EXERCISE OBJECTIVE ▸ For each line in the data below that holds "into", return a copy.

-- Start SOURCE DATA --

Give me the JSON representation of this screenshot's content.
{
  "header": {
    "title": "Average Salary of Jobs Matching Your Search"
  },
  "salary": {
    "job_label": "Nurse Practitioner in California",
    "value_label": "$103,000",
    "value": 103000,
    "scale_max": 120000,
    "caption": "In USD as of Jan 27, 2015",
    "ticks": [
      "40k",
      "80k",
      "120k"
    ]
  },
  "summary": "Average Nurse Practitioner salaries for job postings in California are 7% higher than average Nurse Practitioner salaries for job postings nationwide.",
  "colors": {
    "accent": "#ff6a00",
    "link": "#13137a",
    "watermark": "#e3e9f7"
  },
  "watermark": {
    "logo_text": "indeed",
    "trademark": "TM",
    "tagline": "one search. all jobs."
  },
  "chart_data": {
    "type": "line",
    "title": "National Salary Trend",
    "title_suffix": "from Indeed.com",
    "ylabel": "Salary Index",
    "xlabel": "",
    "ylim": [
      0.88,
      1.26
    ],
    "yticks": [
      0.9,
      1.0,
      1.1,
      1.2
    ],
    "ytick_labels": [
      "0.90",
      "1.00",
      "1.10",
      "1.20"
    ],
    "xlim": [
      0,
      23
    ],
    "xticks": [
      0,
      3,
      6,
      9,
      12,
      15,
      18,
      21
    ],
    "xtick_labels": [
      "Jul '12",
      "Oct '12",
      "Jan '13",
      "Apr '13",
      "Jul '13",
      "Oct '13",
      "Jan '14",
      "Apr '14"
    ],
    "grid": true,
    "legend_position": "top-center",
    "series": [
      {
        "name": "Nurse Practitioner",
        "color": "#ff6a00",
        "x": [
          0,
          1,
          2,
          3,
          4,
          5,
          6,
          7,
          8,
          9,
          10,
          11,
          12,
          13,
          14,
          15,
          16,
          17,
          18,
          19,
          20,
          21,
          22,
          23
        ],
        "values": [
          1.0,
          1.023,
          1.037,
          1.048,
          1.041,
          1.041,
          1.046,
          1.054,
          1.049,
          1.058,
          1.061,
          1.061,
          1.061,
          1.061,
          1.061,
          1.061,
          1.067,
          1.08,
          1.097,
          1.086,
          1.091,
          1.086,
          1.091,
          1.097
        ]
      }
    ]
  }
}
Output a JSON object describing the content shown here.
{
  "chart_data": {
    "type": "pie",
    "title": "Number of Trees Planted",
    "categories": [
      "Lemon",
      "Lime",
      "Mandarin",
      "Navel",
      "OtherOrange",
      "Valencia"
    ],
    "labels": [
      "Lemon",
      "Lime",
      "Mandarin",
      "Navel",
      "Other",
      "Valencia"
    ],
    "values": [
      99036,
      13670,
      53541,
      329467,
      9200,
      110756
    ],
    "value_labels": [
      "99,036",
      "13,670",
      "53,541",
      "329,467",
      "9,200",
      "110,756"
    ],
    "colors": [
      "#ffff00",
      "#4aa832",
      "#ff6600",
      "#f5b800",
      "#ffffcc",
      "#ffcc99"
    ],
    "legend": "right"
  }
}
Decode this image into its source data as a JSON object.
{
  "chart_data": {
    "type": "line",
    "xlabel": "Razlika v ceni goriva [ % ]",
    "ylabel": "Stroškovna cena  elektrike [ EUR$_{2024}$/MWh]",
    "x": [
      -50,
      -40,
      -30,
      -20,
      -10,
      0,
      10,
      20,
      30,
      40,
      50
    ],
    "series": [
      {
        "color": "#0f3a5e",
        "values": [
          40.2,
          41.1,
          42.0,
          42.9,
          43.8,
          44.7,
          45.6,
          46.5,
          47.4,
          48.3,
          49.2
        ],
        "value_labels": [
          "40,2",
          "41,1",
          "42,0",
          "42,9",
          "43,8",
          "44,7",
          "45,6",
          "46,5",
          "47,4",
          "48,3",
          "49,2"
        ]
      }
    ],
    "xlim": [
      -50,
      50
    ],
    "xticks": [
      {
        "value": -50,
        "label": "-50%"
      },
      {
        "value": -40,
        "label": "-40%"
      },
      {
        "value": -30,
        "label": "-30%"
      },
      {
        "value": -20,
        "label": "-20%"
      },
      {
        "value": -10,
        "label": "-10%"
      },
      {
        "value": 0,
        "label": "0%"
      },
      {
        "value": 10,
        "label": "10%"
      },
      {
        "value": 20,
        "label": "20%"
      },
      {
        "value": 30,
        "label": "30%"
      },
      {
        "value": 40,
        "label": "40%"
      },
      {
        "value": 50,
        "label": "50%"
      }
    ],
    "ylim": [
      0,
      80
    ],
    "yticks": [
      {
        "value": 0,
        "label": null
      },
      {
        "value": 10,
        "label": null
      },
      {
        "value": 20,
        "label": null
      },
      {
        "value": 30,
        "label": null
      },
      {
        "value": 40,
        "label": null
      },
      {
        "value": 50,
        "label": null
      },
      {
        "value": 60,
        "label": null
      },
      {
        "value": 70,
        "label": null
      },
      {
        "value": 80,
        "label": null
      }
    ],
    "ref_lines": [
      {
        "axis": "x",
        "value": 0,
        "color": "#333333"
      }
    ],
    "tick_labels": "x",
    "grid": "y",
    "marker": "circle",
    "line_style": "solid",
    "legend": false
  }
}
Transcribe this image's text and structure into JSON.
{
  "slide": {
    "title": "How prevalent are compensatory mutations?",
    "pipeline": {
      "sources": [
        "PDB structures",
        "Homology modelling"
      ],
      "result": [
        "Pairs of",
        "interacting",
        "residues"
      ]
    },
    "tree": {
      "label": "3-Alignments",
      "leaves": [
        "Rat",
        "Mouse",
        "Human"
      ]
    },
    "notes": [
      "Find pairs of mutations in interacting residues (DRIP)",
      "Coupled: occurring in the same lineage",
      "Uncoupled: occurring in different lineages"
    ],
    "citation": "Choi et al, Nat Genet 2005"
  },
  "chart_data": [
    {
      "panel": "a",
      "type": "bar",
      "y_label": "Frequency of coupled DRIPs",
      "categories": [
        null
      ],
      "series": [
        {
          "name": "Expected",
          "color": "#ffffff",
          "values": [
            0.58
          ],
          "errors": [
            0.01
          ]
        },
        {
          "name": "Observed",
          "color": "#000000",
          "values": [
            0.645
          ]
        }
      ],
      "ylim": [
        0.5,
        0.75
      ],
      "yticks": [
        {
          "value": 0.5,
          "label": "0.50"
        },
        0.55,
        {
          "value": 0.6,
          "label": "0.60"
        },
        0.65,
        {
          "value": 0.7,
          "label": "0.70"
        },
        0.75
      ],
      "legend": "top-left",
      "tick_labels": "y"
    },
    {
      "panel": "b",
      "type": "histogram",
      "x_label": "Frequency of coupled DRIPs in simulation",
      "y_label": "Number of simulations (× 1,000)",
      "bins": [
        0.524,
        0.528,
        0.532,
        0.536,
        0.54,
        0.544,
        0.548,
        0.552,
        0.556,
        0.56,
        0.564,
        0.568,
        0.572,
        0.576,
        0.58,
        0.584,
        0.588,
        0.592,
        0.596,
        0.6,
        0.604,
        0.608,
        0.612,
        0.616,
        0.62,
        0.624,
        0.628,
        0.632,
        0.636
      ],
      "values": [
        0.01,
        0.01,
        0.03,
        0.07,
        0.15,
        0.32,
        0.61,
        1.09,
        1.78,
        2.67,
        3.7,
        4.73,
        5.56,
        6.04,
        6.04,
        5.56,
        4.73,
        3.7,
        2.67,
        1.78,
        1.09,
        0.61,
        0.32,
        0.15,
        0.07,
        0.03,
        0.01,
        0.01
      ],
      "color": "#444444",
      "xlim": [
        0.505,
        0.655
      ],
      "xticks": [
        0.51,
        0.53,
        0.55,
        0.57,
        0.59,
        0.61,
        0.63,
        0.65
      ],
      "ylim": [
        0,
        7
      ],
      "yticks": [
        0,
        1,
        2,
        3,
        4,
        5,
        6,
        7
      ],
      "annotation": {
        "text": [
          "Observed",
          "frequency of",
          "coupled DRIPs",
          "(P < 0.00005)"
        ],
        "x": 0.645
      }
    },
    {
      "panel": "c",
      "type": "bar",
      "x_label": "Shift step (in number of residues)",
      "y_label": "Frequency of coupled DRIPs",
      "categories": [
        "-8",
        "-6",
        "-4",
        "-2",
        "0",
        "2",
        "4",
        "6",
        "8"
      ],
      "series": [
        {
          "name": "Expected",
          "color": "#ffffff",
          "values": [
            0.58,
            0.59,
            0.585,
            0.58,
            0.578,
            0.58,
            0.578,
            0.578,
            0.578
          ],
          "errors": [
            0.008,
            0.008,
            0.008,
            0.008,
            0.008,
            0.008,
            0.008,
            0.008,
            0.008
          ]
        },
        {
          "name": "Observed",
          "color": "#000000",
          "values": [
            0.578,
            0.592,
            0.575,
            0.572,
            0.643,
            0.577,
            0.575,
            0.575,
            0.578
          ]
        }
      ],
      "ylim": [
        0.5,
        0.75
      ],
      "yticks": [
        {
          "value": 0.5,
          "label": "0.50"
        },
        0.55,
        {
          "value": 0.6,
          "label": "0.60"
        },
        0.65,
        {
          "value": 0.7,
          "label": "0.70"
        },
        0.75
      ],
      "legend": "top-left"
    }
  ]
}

-- End SOURCE DATA --

FINISHED TASK ▸
Decode this image into its source data as a JSON object.
Transcribe this image's text and structure into JSON.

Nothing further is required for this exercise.